- **Required task**
Copy out every record below with complete accuracy.

+++

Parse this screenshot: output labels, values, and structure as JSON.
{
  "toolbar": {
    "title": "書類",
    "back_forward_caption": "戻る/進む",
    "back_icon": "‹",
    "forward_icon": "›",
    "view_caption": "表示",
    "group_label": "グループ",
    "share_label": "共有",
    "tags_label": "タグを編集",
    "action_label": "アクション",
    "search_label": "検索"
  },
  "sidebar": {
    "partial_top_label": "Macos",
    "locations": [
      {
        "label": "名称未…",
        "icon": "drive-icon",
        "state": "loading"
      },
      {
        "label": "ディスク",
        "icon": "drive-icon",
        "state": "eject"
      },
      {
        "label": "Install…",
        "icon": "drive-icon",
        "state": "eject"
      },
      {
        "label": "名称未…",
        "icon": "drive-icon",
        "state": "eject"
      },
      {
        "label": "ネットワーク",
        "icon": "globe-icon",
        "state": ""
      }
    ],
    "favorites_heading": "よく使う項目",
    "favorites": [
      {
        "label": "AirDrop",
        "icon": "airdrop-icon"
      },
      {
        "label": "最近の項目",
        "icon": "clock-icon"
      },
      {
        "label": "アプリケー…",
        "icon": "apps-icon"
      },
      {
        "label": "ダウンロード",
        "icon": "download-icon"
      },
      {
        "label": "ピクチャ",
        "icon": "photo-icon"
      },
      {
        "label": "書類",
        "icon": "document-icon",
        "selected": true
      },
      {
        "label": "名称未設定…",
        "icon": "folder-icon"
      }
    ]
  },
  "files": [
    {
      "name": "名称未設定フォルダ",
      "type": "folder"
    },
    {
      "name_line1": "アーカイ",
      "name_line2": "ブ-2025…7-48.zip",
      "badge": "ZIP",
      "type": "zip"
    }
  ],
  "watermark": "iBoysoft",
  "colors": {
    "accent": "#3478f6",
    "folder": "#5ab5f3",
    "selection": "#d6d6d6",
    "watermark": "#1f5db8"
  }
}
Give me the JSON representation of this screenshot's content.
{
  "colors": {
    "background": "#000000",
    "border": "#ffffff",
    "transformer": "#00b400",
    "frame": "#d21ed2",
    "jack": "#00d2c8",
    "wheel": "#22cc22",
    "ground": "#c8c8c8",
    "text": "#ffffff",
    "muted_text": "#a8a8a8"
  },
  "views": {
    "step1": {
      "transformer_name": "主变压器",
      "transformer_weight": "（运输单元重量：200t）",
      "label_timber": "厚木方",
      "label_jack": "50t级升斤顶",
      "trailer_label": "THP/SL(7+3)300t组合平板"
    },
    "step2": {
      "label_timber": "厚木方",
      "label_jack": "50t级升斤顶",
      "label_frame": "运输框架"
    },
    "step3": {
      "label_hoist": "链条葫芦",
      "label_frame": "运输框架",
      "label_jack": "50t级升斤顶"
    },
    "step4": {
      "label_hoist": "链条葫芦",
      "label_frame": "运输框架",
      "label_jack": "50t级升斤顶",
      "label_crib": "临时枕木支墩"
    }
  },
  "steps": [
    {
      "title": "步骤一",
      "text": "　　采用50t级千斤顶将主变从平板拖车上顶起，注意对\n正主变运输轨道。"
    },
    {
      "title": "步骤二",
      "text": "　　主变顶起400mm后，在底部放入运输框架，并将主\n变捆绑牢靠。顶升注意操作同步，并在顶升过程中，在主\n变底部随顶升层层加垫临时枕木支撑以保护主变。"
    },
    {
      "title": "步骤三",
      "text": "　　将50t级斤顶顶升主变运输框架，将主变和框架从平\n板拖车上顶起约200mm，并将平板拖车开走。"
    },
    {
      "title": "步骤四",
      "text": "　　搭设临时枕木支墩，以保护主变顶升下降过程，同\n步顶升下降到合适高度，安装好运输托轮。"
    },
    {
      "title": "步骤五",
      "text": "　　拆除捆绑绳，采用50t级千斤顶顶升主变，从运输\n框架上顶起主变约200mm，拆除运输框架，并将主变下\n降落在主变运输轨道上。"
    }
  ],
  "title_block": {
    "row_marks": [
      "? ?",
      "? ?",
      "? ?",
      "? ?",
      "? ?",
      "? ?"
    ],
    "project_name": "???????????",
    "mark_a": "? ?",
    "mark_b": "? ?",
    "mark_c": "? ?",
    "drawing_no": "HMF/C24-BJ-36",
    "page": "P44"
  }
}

+++

- **Task result**
Parse this screenshot: output labels, values, and structure as JSON.
{
  "toolbar": {
    "title": "書類",
    "back_forward_caption": "戻る/進む",
    "back_icon": "‹",
    "forward_icon": "›",
    "view_caption": "表示",
    "group_label": "グループ",
    "share_label": "共有",
    "tags_label": "タグを編集",
    "action_label": "アクション",
    "search_label": "検索"
  },
  "sidebar": {
    "partial_top_label": "Macos",
    "locations": [
      {
        "label": "名称未…",
        "icon": "drive-icon",
        "state": "loading"
      },
      {
        "label": "ディスク",
        "icon": "drive-icon",
        "state": "eject"
      },
      {
        "label": "Install…",
        "icon": "drive-icon",
        "state": "eject"
      },
      {
        "label": "名称未…",
        "icon": "drive-icon",
        "state": "eject"
      },
      {
        "label": "ネットワーク",
        "icon": "globe-icon",
        "state": ""
      }
    ],
    "favorites_heading": "よく使う項目",
    "favorites": [
      {
        "label": "AirDrop",
        "icon": "airdrop-icon"
      },
      {
        "label": "最近の項目",
        "icon": "clock-icon"
      },
      {
        "label": "アプリケー…",
        "icon": "apps-icon"
      },
      {
        "label": "ダウンロード",
        "icon": "download-icon"
      },
      {
        "label": "ピクチャ",
        "icon": "photo-icon"
      },
      {
        "label": "書類",
        "icon": "document-icon",
        "selected": true
      },
      {
        "label": "名称未設定…",
        "icon": "folder-icon"
      }
    ]
  },
  "files": [
    {
      "name": "名称未設定フォルダ",
      "type": "folder"
    },
    {
      "name_line1": "アーカイ",
      "name_line2": "ブ-2025…7-48.zip",
      "badge": "ZIP",
      "type": "zip"
    }
  ],
  "watermark": "iBoysoft",
  "colors": {
    "accent": "#3478f6",
    "folder": "#5ab5f3",
    "selection": "#d6d6d6",
    "watermark": "#1f5db8"
  }
}
Give me the JSON representation of this screenshot's content.
{
  "colors": {
    "background": "#000000",
    "border": "#ffffff",
    "transformer": "#00b400",
    "frame": "#d21ed2",
    "jack": "#00d2c8",
    "wheel": "#22cc22",
    "ground": "#c8c8c8",
    "text": "#ffffff",
    "muted_text": "#a8a8a8"
  },
  "views": {
    "step1": {
      "transformer_name": "主变压器",
      "transformer_weight": "（运输单元重量：200t）",
      "label_timber": "厚木方",
      "label_jack": "50t级升斤顶",
      "trailer_label": "THP/SL(7+3)300t组合平板"
    },
    "step2": {
      "label_timber": "厚木方",
      "label_jack": "50t级升斤顶",
      "label_frame": "运输框架"
    },
    "step3": {
      "label_hoist": "链条葫芦",
      "label_frame": "运输框架",
      "label_jack": "50t级升斤顶"
    },
    "step4": {
      "label_hoist": "链条葫芦",
      "label_frame": "运输框架",
      "label_jack": "50t级升斤顶",
      "label_crib": "临时枕木支墩"
    }
  },
  "steps": [
    {
      "title": "步骤一",
      "text": "　　采用50t级千斤顶将主变从平板拖车上顶起，注意对\n正主变运输轨道。"
    },
    {
      "title": "步骤二",
      "text": "　　主变顶起400mm后，在底部放入运输框架，并将主\n变捆绑牢靠。顶升注意操作同步，并在顶升过程中，在主\n变底部随顶升层层加垫临时枕木支撑以保护主变。"
    },
    {
      "title": "步骤三",
      "text": "　　将50t级斤顶顶升主变运输框架，将主变和框架从平\n板拖车上顶起约200mm，并将平板拖车开走。"
    },
    {
      "title": "步骤四",
      "text": "　　搭设临时枕木支墩，以保护主变顶升下降过程，同\n步顶升下降到合适高度，安装好运输托轮。"
    },
    {
      "title": "步骤五",
      "text": "　　拆除捆绑绳，采用50t级千斤顶顶升主变，从运输\n框架上顶起主变约200mm，拆除运输框架，并将主变下\n降落在主变运输轨道上。"
    }
  ],
  "title_block": {
    "row_marks": [
      "? ?",
      "? ?",
      "? ?",
      "? ?",
      "? ?",
      "? ?"
    ],
    "project_name": "???????????",
    "mark_a": "? ?",
    "mark_b": "? ?",
    "mark_c": "? ?",
    "drawing_no": "HMF/C24-BJ-36",
    "page": "P44"
  }
}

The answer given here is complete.